Exercise goal =
Only lines with the string "объекта" matter here; gather them from the material below.
^^^^^^^^
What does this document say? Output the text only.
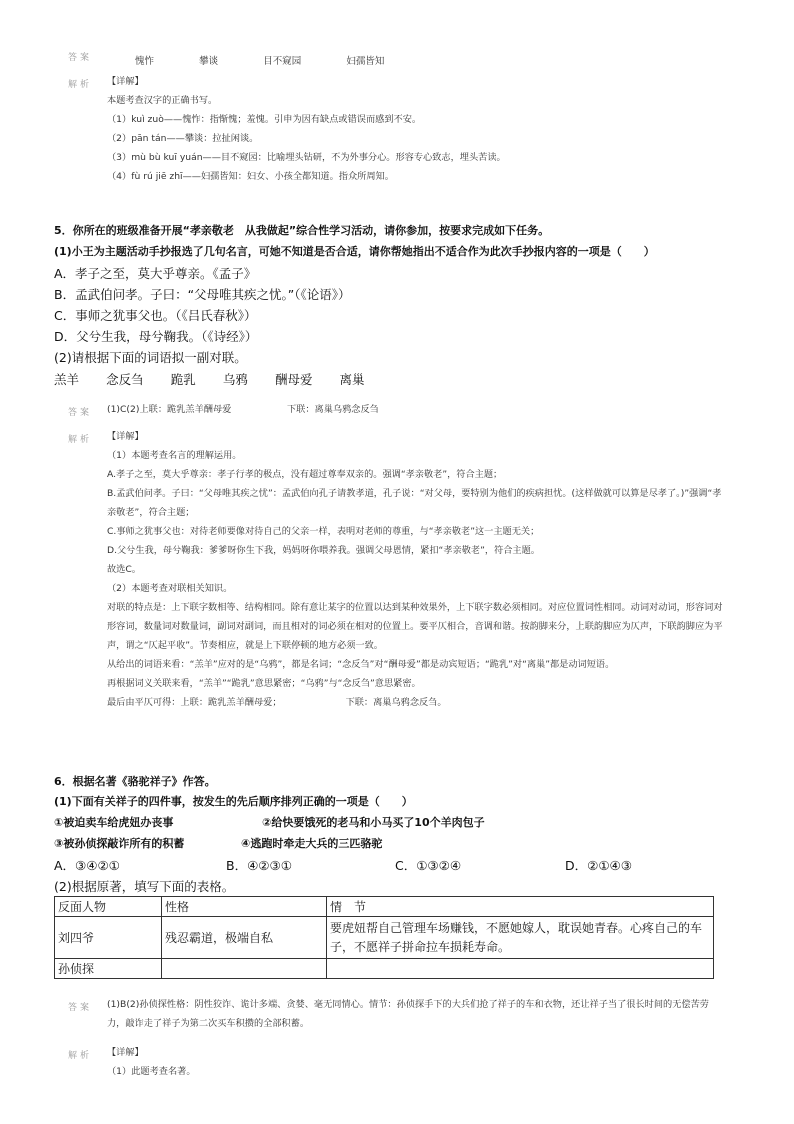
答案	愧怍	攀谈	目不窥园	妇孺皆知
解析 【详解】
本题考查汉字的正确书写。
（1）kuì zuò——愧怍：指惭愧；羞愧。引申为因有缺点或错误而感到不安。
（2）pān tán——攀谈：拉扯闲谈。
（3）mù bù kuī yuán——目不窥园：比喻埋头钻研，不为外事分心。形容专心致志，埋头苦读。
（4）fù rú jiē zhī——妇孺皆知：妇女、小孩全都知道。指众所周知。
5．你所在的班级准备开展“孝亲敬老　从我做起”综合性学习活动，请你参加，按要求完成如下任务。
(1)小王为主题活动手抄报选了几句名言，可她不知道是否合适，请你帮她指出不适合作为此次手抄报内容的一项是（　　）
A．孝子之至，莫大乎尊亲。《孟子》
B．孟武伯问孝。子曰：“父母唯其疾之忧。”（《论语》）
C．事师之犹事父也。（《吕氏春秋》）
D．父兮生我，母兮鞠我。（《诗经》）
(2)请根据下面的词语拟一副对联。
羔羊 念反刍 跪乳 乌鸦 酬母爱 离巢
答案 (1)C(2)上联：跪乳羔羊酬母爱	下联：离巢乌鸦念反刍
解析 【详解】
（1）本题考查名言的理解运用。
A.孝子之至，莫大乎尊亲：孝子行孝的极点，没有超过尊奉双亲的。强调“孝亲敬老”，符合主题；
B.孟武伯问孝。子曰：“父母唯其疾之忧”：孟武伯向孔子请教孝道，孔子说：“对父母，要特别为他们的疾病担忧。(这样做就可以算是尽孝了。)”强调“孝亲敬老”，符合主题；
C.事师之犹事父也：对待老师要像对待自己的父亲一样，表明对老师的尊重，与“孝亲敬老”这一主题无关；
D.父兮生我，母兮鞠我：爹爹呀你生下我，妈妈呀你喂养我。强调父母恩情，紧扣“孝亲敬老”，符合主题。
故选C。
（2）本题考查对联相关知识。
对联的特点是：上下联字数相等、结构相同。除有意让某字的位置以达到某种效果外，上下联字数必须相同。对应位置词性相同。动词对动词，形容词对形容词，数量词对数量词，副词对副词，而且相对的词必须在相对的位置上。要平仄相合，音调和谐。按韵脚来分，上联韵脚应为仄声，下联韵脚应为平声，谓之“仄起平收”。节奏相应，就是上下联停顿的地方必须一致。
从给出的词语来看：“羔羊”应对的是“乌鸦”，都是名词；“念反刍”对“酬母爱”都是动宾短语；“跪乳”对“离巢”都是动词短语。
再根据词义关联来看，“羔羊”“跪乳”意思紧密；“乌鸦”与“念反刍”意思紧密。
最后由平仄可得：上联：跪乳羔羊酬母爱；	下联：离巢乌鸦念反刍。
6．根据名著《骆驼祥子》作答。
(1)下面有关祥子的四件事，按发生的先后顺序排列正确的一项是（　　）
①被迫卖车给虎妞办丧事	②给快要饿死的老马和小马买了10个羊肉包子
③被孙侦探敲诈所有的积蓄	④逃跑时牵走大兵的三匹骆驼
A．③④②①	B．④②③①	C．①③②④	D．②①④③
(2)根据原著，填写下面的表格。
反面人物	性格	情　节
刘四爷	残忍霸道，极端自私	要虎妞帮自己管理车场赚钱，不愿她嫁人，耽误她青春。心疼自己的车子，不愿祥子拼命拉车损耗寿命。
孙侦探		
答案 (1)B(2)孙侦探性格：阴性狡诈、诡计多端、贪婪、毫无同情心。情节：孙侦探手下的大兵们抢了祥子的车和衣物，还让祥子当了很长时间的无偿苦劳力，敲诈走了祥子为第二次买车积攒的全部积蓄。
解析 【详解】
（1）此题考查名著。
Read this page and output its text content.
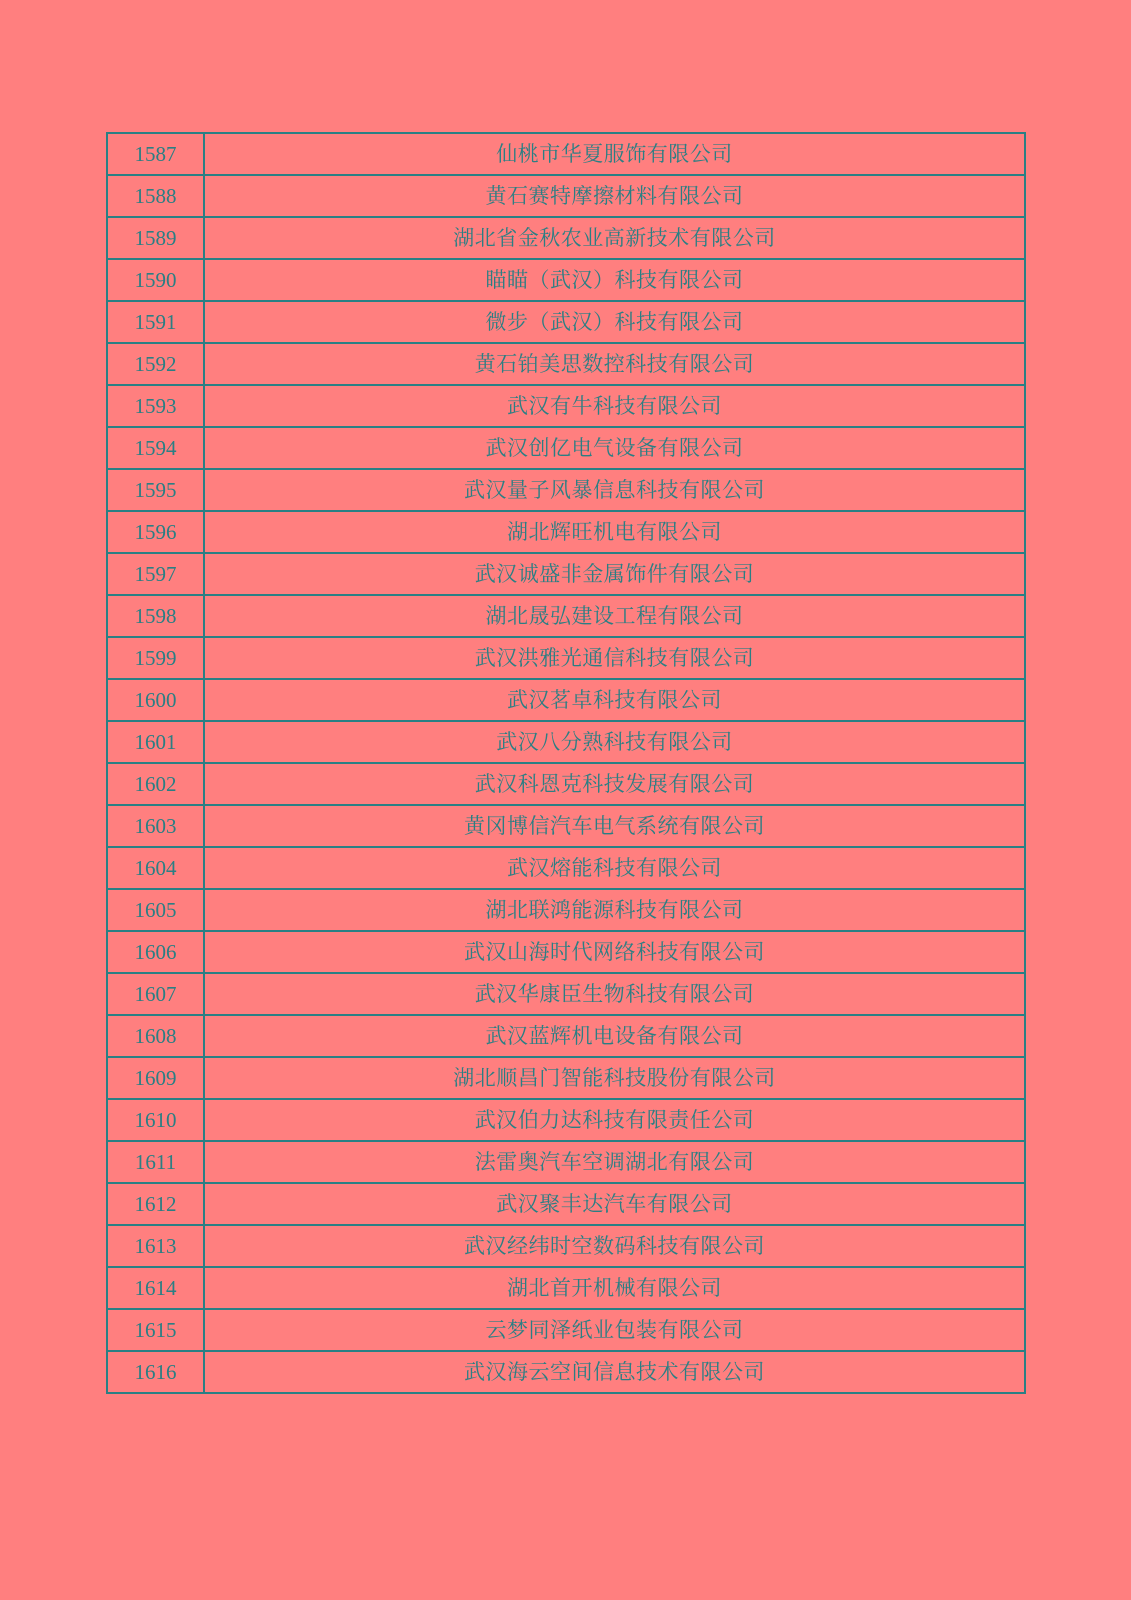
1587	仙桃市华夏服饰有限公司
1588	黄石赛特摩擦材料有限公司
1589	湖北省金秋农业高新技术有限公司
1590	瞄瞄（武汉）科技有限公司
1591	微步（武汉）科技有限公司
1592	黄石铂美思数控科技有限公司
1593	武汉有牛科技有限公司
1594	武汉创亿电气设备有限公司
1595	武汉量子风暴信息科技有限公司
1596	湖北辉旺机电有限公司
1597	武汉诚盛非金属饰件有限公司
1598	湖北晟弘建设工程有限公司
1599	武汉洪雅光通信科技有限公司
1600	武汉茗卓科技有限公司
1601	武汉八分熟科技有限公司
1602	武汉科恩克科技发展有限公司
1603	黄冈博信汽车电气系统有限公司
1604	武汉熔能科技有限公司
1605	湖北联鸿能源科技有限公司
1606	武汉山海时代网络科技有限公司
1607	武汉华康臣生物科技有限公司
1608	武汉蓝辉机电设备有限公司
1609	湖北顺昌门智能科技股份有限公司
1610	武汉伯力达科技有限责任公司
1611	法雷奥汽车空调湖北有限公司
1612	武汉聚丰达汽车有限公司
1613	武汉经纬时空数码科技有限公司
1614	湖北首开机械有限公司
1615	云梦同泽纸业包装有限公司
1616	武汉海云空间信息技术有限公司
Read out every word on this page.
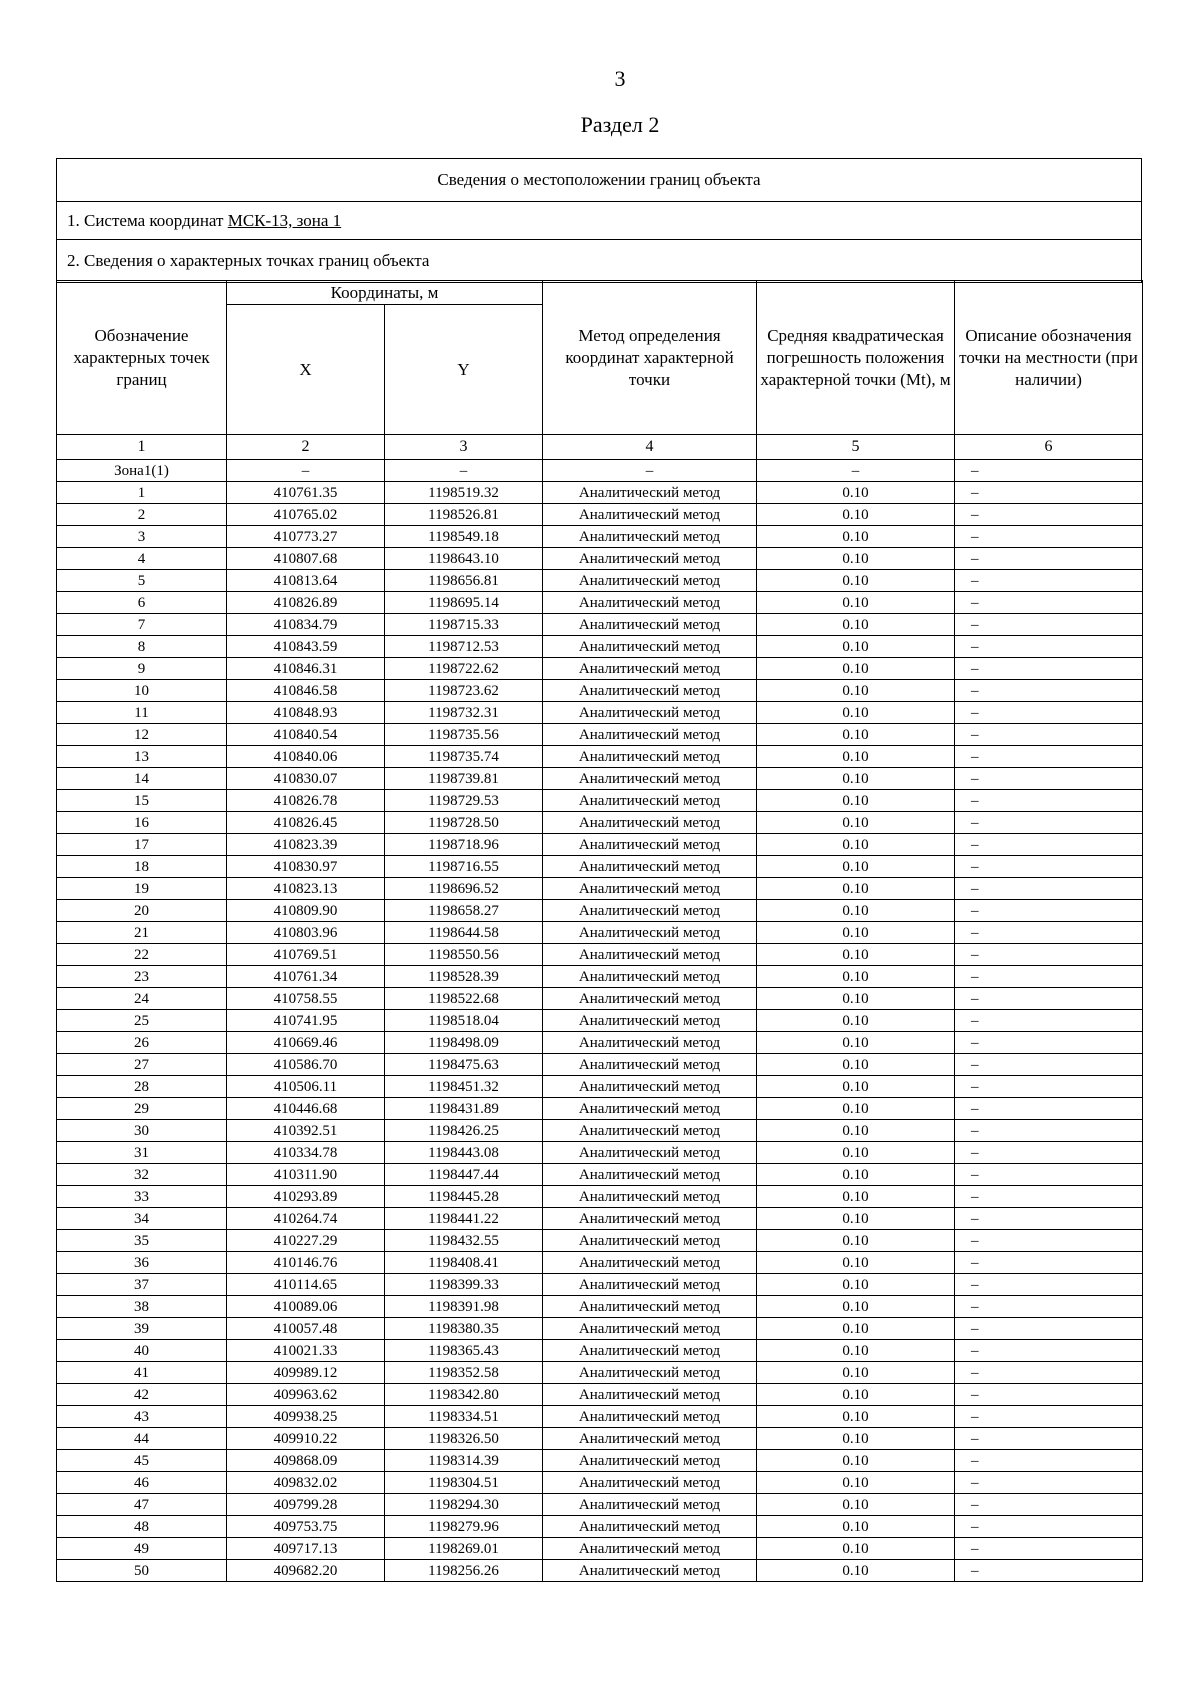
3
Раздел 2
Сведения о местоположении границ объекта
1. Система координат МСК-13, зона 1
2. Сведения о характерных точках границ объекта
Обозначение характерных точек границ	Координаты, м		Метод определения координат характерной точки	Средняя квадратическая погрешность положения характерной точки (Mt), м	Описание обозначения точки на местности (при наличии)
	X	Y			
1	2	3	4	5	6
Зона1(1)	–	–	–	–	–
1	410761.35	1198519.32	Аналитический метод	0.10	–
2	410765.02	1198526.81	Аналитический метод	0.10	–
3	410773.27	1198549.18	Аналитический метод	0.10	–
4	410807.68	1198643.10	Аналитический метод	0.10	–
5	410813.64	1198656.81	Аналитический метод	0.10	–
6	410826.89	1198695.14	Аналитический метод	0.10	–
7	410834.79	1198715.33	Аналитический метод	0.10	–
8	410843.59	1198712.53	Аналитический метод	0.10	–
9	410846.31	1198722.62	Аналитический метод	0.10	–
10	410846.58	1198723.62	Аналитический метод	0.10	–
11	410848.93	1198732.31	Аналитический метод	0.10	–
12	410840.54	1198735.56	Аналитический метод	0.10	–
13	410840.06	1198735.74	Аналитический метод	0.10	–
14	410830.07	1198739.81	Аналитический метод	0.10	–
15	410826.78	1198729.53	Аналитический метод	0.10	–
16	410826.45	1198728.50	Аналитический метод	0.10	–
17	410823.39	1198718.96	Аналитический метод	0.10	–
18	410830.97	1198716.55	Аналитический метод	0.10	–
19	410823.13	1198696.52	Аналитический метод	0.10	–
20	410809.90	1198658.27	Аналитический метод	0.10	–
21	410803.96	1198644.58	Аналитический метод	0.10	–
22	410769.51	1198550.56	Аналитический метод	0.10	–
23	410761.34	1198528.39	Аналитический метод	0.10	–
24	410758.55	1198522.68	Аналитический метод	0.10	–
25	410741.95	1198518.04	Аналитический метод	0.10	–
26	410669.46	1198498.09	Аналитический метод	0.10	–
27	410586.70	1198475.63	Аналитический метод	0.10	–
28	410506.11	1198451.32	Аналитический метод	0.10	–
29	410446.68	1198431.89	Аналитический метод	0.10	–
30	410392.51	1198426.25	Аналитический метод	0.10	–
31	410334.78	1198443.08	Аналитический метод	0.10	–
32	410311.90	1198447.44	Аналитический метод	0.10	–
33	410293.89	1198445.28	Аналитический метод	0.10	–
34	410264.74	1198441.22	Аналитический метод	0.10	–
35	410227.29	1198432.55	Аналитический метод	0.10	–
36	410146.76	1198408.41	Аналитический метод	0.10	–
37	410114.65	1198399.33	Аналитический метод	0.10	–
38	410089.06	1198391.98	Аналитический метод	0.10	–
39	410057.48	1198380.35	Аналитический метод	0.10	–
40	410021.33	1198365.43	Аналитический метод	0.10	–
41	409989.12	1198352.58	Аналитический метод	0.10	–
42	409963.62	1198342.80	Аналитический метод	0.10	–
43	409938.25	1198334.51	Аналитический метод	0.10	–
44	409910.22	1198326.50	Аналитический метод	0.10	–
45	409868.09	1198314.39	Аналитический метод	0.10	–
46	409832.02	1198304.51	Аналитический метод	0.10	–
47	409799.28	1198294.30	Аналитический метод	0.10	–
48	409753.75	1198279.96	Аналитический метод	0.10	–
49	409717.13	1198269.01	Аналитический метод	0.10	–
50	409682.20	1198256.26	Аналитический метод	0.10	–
^^^^^^^^
Solved exercise =
Сведения о местоположении границ объекта
2. Сведения о характерных точках границ объекта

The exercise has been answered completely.